Print out each entry below exactly, please.

Extracted data:
::::

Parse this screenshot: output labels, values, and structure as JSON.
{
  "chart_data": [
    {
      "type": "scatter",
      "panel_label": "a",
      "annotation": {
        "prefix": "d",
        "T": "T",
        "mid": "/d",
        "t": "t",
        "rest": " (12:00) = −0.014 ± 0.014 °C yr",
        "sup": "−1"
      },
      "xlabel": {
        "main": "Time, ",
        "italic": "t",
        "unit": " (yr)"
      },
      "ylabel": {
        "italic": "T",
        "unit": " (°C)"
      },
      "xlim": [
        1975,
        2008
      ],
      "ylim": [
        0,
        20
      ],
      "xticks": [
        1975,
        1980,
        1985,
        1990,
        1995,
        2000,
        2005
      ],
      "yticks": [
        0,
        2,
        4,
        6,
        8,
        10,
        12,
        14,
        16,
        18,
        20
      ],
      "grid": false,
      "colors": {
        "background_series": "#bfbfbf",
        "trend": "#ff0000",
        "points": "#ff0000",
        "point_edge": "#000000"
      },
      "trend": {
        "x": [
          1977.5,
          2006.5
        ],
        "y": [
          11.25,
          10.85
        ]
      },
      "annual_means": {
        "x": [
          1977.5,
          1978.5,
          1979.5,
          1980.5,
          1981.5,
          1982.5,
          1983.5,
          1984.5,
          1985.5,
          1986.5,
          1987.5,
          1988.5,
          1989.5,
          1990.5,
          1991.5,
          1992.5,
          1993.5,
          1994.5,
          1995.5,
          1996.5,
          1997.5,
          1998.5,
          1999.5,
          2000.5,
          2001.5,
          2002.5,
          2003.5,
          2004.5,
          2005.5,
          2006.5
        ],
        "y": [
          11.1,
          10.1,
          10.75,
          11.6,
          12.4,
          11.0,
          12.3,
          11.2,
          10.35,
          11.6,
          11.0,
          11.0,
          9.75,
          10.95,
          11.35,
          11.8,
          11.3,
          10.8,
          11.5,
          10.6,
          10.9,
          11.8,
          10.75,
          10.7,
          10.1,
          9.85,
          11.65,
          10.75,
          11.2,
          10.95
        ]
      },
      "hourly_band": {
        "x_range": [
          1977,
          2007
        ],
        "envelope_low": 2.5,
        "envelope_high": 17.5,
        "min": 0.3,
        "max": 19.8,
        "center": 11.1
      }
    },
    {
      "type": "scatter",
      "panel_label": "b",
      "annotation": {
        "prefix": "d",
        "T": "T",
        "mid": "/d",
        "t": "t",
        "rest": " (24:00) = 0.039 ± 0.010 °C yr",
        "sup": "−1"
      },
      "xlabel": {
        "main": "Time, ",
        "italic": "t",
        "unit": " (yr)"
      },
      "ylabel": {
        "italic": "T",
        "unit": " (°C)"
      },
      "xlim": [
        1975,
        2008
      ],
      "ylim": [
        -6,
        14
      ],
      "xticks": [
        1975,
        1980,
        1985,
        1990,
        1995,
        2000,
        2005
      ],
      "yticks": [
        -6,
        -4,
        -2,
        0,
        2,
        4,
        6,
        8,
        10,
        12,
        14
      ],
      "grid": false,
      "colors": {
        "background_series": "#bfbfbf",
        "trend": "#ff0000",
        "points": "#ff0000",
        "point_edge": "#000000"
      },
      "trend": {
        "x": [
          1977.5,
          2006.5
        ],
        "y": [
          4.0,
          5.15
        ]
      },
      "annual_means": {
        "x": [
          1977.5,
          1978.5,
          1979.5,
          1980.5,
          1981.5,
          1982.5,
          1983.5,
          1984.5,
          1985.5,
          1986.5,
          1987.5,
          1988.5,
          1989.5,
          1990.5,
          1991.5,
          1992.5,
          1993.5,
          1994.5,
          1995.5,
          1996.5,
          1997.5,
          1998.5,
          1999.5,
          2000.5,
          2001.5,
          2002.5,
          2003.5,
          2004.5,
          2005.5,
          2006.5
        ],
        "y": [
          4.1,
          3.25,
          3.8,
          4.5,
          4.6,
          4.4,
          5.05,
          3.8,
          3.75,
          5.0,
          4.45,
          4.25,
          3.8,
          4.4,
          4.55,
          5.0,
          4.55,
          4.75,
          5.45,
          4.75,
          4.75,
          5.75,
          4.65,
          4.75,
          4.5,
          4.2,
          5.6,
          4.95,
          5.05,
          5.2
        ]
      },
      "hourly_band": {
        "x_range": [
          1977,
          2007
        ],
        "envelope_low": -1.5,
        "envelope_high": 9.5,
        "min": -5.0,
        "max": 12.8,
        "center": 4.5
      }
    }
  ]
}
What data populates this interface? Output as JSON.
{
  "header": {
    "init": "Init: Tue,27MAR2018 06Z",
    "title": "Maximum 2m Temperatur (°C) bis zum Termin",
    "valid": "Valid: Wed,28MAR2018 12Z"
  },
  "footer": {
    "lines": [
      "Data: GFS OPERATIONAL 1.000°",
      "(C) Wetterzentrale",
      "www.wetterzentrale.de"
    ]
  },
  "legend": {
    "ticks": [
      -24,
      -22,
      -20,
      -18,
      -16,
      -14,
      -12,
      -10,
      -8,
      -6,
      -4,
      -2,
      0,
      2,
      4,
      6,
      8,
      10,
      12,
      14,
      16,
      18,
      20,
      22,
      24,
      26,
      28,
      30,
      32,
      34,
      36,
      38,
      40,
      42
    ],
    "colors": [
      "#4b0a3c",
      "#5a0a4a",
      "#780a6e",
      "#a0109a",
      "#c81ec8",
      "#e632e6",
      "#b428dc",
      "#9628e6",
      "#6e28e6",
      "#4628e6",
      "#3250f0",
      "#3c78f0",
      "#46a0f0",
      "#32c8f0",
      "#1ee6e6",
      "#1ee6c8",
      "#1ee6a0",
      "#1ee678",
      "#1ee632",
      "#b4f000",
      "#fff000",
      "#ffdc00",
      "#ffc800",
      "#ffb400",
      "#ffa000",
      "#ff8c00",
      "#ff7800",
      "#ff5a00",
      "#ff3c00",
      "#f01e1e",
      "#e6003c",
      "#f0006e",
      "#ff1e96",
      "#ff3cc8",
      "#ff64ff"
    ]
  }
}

::::

Result of this exercise:
Parse this screenshot: output labels, values, and structure as JSON.
{
  "chart_data": [
    {
      "type": "scatter",
      "panel_label": "a",
      "annotation": {
        "prefix": "d",
        "T": "T",
        "mid": "/d",
        "t": "t",
        "rest": " (12:00) = −0.014 ± 0.014 °C yr",
        "sup": "−1"
      },
      "xlabel": {
        "main": "Time, ",
        "italic": "t",
        "unit": " (yr)"
      },
      "ylabel": {
        "italic": "T",
        "unit": " (°C)"
      },
      "xlim": [
        1975,
        2008
      ],
      "ylim": [
        0,
        20
      ],
      "xticks": [
        1975,
        1980,
        1985,
        1990,
        1995,
        2000,
        2005
      ],
      "yticks": [
        0,
        2,
        4,
        6,
        8,
        10,
        12,
        14,
        16,
        18,
        20
      ],
      "grid": false,
      "colors": {
        "background_series": "#bfbfbf",
        "trend": "#ff0000",
        "points": "#ff0000",
        "point_edge": "#000000"
      },
      "trend": {
        "x": [
          1977.5,
          2006.5
        ],
        "y": [
          11.25,
          10.85
        ]
      },
      "annual_means": {
        "x": [
          1977.5,
          1978.5,
          1979.5,
          1980.5,
          1981.5,
          1982.5,
          1983.5,
          1984.5,
          1985.5,
          1986.5,
          1987.5,
          1988.5,
          1989.5,
          1990.5,
          1991.5,
          1992.5,
          1993.5,
          1994.5,
          1995.5,
          1996.5,
          1997.5,
          1998.5,
          1999.5,
          2000.5,
          2001.5,
          2002.5,
          2003.5,
          2004.5,
          2005.5,
          2006.5
        ],
        "y": [
          11.1,
          10.1,
          10.75,
          11.6,
          12.4,
          11.0,
          12.3,
          11.2,
          10.35,
          11.6,
          11.0,
          11.0,
          9.75,
          10.95,
          11.35,
          11.8,
          11.3,
          10.8,
          11.5,
          10.6,
          10.9,
          11.8,
          10.75,
          10.7,
          10.1,
          9.85,
          11.65,
          10.75,
          11.2,
          10.95
        ]
      },
      "hourly_band": {
        "x_range": [
          1977,
          2007
        ],
        "envelope_low": 2.5,
        "envelope_high": 17.5,
        "min": 0.3,
        "max": 19.8,
        "center": 11.1
      }
    },
    {
      "type": "scatter",
      "panel_label": "b",
      "annotation": {
        "prefix": "d",
        "T": "T",
        "mid": "/d",
        "t": "t",
        "rest": " (24:00) = 0.039 ± 0.010 °C yr",
        "sup": "−1"
      },
      "xlabel": {
        "main": "Time, ",
        "italic": "t",
        "unit": " (yr)"
      },
      "ylabel": {
        "italic": "T",
        "unit": " (°C)"
      },
      "xlim": [
        1975,
        2008
      ],
      "ylim": [
        -6,
        14
      ],
      "xticks": [
        1975,
        1980,
        1985,
        1990,
        1995,
        2000,
        2005
      ],
      "yticks": [
        -6,
        -4,
        -2,
        0,
        2,
        4,
        6,
        8,
        10,
        12,
        14
      ],
      "grid": false,
      "colors": {
        "background_series": "#bfbfbf",
        "trend": "#ff0000",
        "points": "#ff0000",
        "point_edge": "#000000"
      },
      "trend": {
        "x": [
          1977.5,
          2006.5
        ],
        "y": [
          4.0,
          5.15
        ]
      },
      "annual_means": {
        "x": [
          1977.5,
          1978.5,
          1979.5,
          1980.5,
          1981.5,
          1982.5,
          1983.5,
          1984.5,
          1985.5,
          1986.5,
          1987.5,
          1988.5,
          1989.5,
          1990.5,
          1991.5,
          1992.5,
          1993.5,
          1994.5,
          1995.5,
          1996.5,
          1997.5,
          1998.5,
          1999.5,
          2000.5,
          2001.5,
          2002.5,
          2003.5,
          2004.5,
          2005.5,
          2006.5
        ],
        "y": [
          4.1,
          3.25,
          3.8,
          4.5,
          4.6,
          4.4,
          5.05,
          3.8,
          3.75,
          5.0,
          4.45,
          4.25,
          3.8,
          4.4,
          4.55,
          5.0,
          4.55,
          4.75,
          5.45,
          4.75,
          4.75,
          5.75,
          4.65,
          4.75,
          4.5,
          4.2,
          5.6,
          4.95,
          5.05,
          5.2
        ]
      },
      "hourly_band": {
        "x_range": [
          1977,
          2007
        ],
        "envelope_low": -1.5,
        "envelope_high": 9.5,
        "min": -5.0,
        "max": 12.8,
        "center": 4.5
      }
    }
  ]
}
What data populates this interface? Output as JSON.
{
  "header": {
    "init": "Init: Tue,27MAR2018 06Z",
    "title": "Maximum 2m Temperatur (°C) bis zum Termin",
    "valid": "Valid: Wed,28MAR2018 12Z"
  },
  "footer": {
    "lines": [
      "Data: GFS OPERATIONAL 1.000°",
      "(C) Wetterzentrale",
      "www.wetterzentrale.de"
    ]
  },
  "legend": {
    "ticks": [
      -24,
      -22,
      -20,
      -18,
      -16,
      -14,
      -12,
      -10,
      -8,
      -6,
      -4,
      -2,
      0,
      2,
      4,
      6,
      8,
      10,
      12,
      14,
      16,
      18,
      20,
      22,
      24,
      26,
      28,
      30,
      32,
      34,
      36,
      38,
      40,
      42
    ],
    "colors": [
      "#4b0a3c",
      "#5a0a4a",
      "#780a6e",
      "#a0109a",
      "#c81ec8",
      "#e632e6",
      "#b428dc",
      "#9628e6",
      "#6e28e6",
      "#4628e6",
      "#3250f0",
      "#3c78f0",
      "#46a0f0",
      "#32c8f0",
      "#1ee6e6",
      "#1ee6c8",
      "#1ee6a0",
      "#1ee678",
      "#1ee632",
      "#b4f000",
      "#fff000",
      "#ffdc00",
      "#ffc800",
      "#ffb400",
      "#ffa000",
      "#ff8c00",
      "#ff7800",
      "#ff5a00",
      "#ff3c00",
      "#f01e1e",
      "#e6003c",
      "#f0006e",
      "#ff1e96",
      "#ff3cc8",
      "#ff64ff"
    ]
  }
}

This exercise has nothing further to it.